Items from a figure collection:
□ □ □ □ □ □ □

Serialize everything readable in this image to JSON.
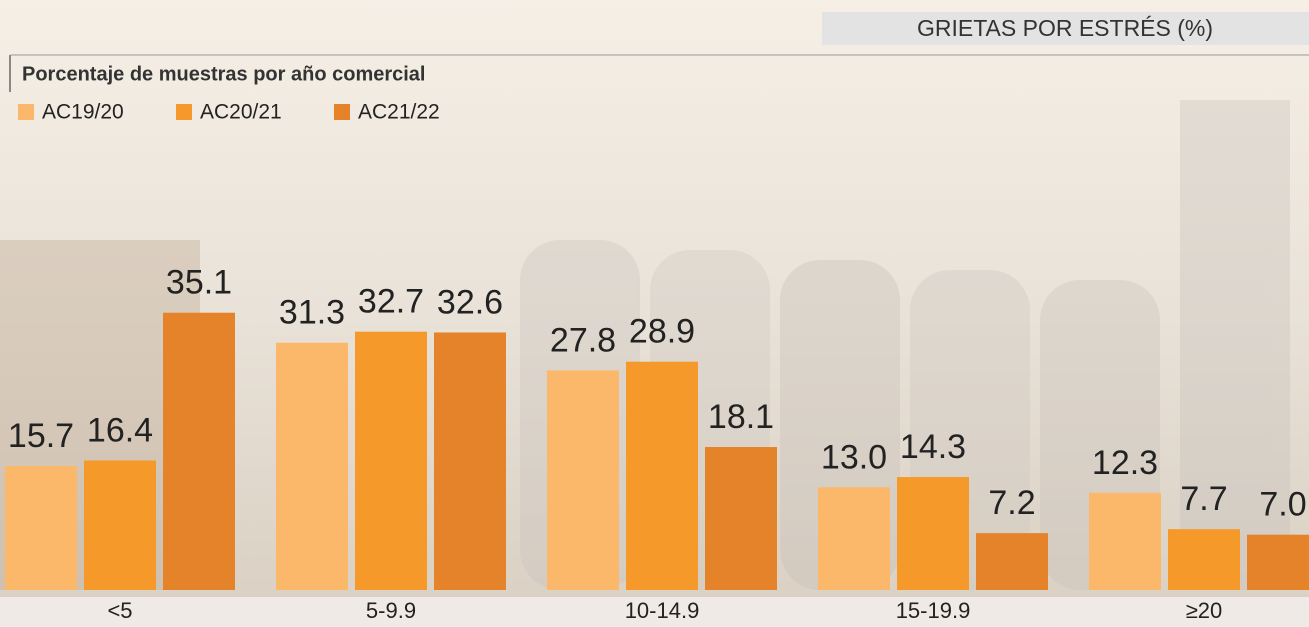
{
  "chart_data": {
    "type": "bar",
    "title": "GRIETAS POR ESTRÉS (%)",
    "subtitle": "Porcentaje de muestras por año comercial",
    "categories": [
      "<5",
      "5-9.9",
      "10-14.9",
      "15-19.9",
      "≥20"
    ],
    "series": [
      {
        "name": "AC19/20",
        "color": "#fbb86b",
        "values": [
          15.7,
          31.3,
          27.8,
          13.0,
          12.3
        ],
        "value_labels": [
          "15.7",
          "31.3",
          "27.8",
          "13.0",
          "12.3"
        ]
      },
      {
        "name": "AC20/21",
        "color": "#f59a2a",
        "values": [
          16.4,
          32.7,
          28.9,
          14.3,
          7.7
        ],
        "value_labels": [
          "16.4",
          "32.7",
          "28.9",
          "14.3",
          "7.7"
        ]
      },
      {
        "name": "AC21/22",
        "color": "#e5832a",
        "values": [
          35.1,
          32.6,
          18.1,
          7.2,
          7.0
        ],
        "value_labels": [
          "35.1",
          "32.6",
          "18.1",
          "7.2",
          "7.0"
        ]
      }
    ]
  }
}
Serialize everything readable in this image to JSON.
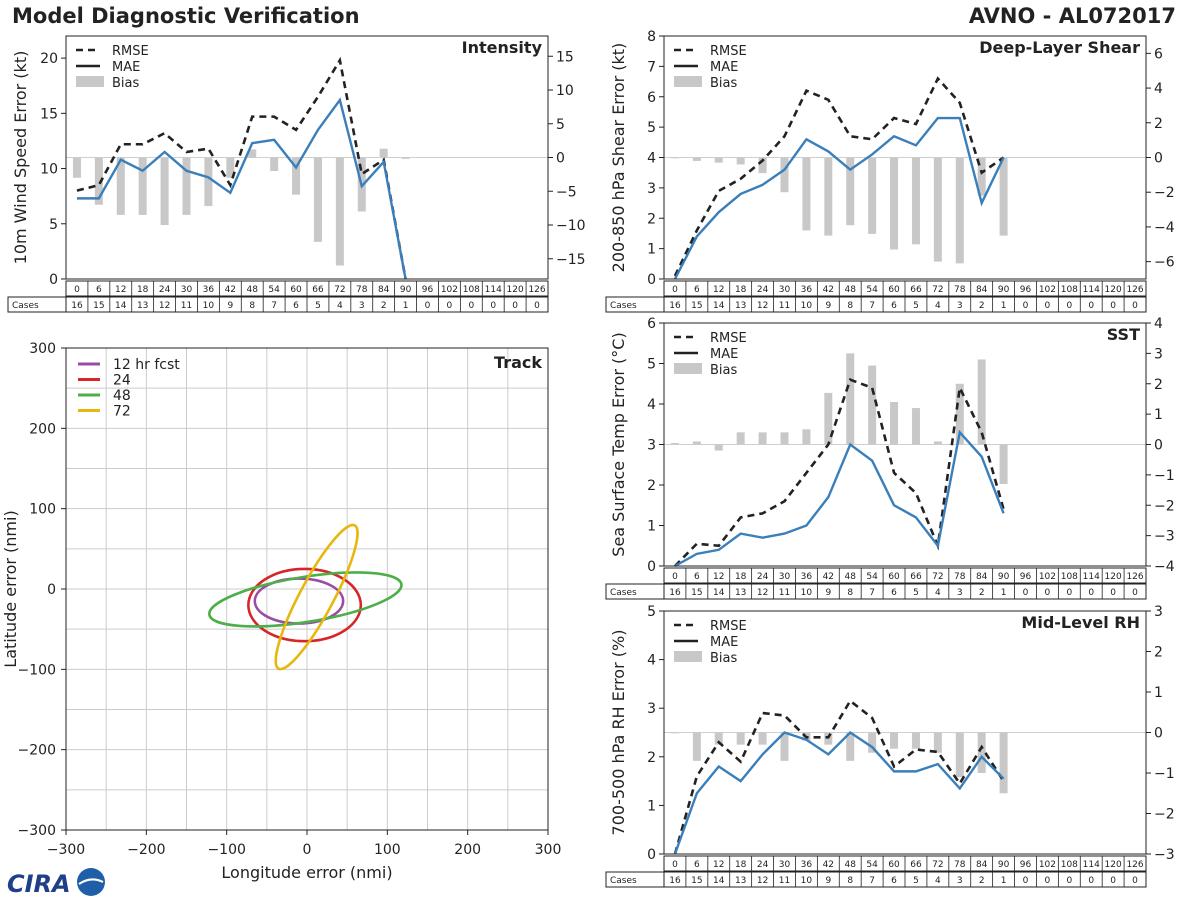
{
  "header": {
    "title": "Model Diagnostic Verification",
    "model_storm": "AVNO - AL072017"
  },
  "logo": {
    "text": "CIRA"
  },
  "colors": {
    "rmse": "#222222",
    "mae": "#3a7fba",
    "bias": "#c8c8c8",
    "grid": "#cccccc",
    "ellipse_12": "#9b4ba3",
    "ellipse_24": "#d62728",
    "ellipse_48": "#4daf4a",
    "ellipse_72": "#e8b70f"
  },
  "legend_labels": {
    "rmse": "RMSE",
    "mae": "MAE",
    "bias": "Bias"
  },
  "cases_label": "Cases",
  "lead_hours": [
    "0",
    "6",
    "12",
    "18",
    "24",
    "30",
    "36",
    "42",
    "48",
    "54",
    "60",
    "66",
    "72",
    "78",
    "84",
    "90",
    "96",
    "102",
    "108",
    "114",
    "120",
    "126"
  ],
  "cases": [
    "16",
    "15",
    "14",
    "13",
    "12",
    "11",
    "10",
    "9",
    "8",
    "7",
    "6",
    "5",
    "4",
    "3",
    "2",
    "1",
    "0",
    "0",
    "0",
    "0",
    "0",
    "0"
  ],
  "chart_data": [
    {
      "id": "intensity",
      "type": "line",
      "title": "Intensity",
      "ylabel": "10m Wind Speed Error (kt)",
      "ylim": [
        0,
        22
      ],
      "yticks": [
        0,
        5,
        10,
        15,
        20
      ],
      "y2lim": [
        -18,
        18
      ],
      "y2ticks": [
        -15,
        -10,
        -5,
        0,
        5,
        10,
        15
      ],
      "x": [
        0,
        6,
        12,
        18,
        24,
        30,
        36,
        42,
        48,
        54,
        60,
        66,
        72,
        78,
        84,
        90
      ],
      "rmse": [
        8.0,
        8.5,
        12.2,
        12.2,
        13.2,
        11.5,
        11.8,
        8.5,
        14.7,
        14.7,
        13.5,
        16.5,
        19.8,
        9.5,
        10.8,
        0
      ],
      "mae": [
        7.3,
        7.3,
        10.8,
        9.8,
        11.5,
        9.8,
        9.2,
        7.8,
        12.3,
        12.6,
        10.1,
        13.5,
        16.2,
        8.4,
        10.6,
        0
      ],
      "bias": [
        -3.0,
        -7.0,
        -8.5,
        -8.5,
        -10.0,
        -8.5,
        -7.2,
        -3.0,
        1.2,
        -2.0,
        -5.5,
        -12.5,
        -16.0,
        -8.0,
        1.3,
        -0.2
      ]
    },
    {
      "id": "shear",
      "type": "line",
      "title": "Deep-Layer Shear",
      "ylabel": "200-850 hPa Shear Error (kt)",
      "ylim": [
        0,
        8
      ],
      "yticks": [
        0,
        1,
        2,
        3,
        4,
        5,
        6,
        7,
        8
      ],
      "y2lim": [
        -7,
        7
      ],
      "y2ticks": [
        -6,
        -4,
        -2,
        0,
        2,
        4,
        6
      ],
      "x": [
        0,
        6,
        12,
        18,
        24,
        30,
        36,
        42,
        48,
        54,
        60,
        66,
        72,
        78,
        84,
        90
      ],
      "rmse": [
        0.1,
        1.6,
        2.9,
        3.3,
        3.9,
        4.7,
        6.2,
        5.9,
        4.7,
        4.6,
        5.3,
        5.1,
        6.6,
        5.8,
        3.5,
        4.0
      ],
      "mae": [
        0.0,
        1.4,
        2.2,
        2.8,
        3.1,
        3.6,
        4.6,
        4.2,
        3.6,
        4.1,
        4.7,
        4.4,
        5.3,
        5.3,
        2.5,
        4.0
      ],
      "bias": [
        0.0,
        -0.2,
        -0.3,
        -0.4,
        -0.9,
        -2.0,
        -4.2,
        -4.5,
        -3.9,
        -4.4,
        -5.3,
        -5.0,
        -6.0,
        -6.1,
        -2.2,
        -4.5
      ]
    },
    {
      "id": "sst",
      "type": "line",
      "title": "SST",
      "ylabel": "Sea Surface Temp Error (°C)",
      "ylim": [
        0,
        6
      ],
      "yticks": [
        0,
        1,
        2,
        3,
        4,
        5,
        6
      ],
      "y2lim": [
        -4,
        4
      ],
      "y2ticks": [
        -4,
        -3,
        -2,
        -1,
        0,
        1,
        2,
        3,
        4
      ],
      "x": [
        0,
        6,
        12,
        18,
        24,
        30,
        36,
        42,
        48,
        54,
        60,
        66,
        72,
        78,
        84,
        90
      ],
      "rmse": [
        0.0,
        0.55,
        0.5,
        1.2,
        1.3,
        1.6,
        2.3,
        3.0,
        4.6,
        4.4,
        2.3,
        1.8,
        0.5,
        4.4,
        3.3,
        1.4
      ],
      "mae": [
        0.0,
        0.3,
        0.4,
        0.8,
        0.7,
        0.8,
        1.0,
        1.7,
        3.0,
        2.6,
        1.5,
        1.2,
        0.5,
        3.3,
        2.7,
        1.3
      ],
      "bias": [
        0.05,
        0.1,
        -0.2,
        0.4,
        0.4,
        0.4,
        0.5,
        1.7,
        3.0,
        2.6,
        1.4,
        1.2,
        0.1,
        2.0,
        2.8,
        -1.3
      ]
    },
    {
      "id": "rh",
      "type": "line",
      "title": "Mid-Level RH",
      "ylabel": "700-500 hPa RH Error (%)",
      "ylim": [
        0,
        5
      ],
      "yticks": [
        0,
        1,
        2,
        3,
        4,
        5
      ],
      "y2lim": [
        -3,
        3
      ],
      "y2ticks": [
        -3,
        -2,
        -1,
        0,
        1,
        2,
        3
      ],
      "x": [
        0,
        6,
        12,
        18,
        24,
        30,
        36,
        42,
        48,
        54,
        60,
        66,
        72,
        78,
        84,
        90
      ],
      "rmse": [
        0.0,
        1.6,
        2.3,
        1.9,
        2.9,
        2.85,
        2.4,
        2.4,
        3.15,
        2.8,
        1.8,
        2.15,
        2.1,
        1.45,
        2.2,
        1.5
      ],
      "mae": [
        0.0,
        1.25,
        1.8,
        1.5,
        2.05,
        2.5,
        2.35,
        2.05,
        2.5,
        2.2,
        1.7,
        1.7,
        1.85,
        1.35,
        2.0,
        1.55
      ],
      "bias": [
        0.0,
        -0.7,
        -0.3,
        -0.3,
        -0.3,
        -0.7,
        -0.2,
        -0.3,
        -0.7,
        -0.5,
        -0.4,
        -0.4,
        -0.5,
        -1.1,
        -1.0,
        -1.5
      ]
    },
    {
      "id": "track",
      "type": "scatter",
      "title": "Track",
      "xlabel": "Longitude error (nmi)",
      "ylabel": "Latitude error (nmi)",
      "xlim": [
        -300,
        300
      ],
      "ylim": [
        -300,
        300
      ],
      "xticks": [
        -300,
        -200,
        -100,
        0,
        100,
        200,
        300
      ],
      "yticks": [
        -300,
        -200,
        -100,
        0,
        100,
        200,
        300
      ],
      "ellipses": [
        {
          "label": "12 hr fcst",
          "cx": -10,
          "cy": -15,
          "rx": 55,
          "ry": 28,
          "angle": 0
        },
        {
          "label": "24",
          "cx": -3,
          "cy": -20,
          "rx": 70,
          "ry": 45,
          "angle": 0
        },
        {
          "label": "48",
          "cx": -2,
          "cy": -13,
          "rx": 121,
          "ry": 28,
          "angle": 9
        },
        {
          "label": "72",
          "cx": 12,
          "cy": -10,
          "rx": 101,
          "ry": 21,
          "angle": 62
        }
      ]
    }
  ]
}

□ □ □ □ □ □ □

• [TASK TO CARRY OUT]
Select and copy each line from the data that includes the word "ylabel".

• [RESULT]
      "ylabel": "10m Wind Speed Error (kt)",
      "ylabel": "200-850 hPa Shear Error (kt)",
      "ylabel": "Sea Surface Temp Error (°C)",
      "ylabel": "700-500 hPa RH Error (%)",
      "ylabel": "Latitude error (nmi)",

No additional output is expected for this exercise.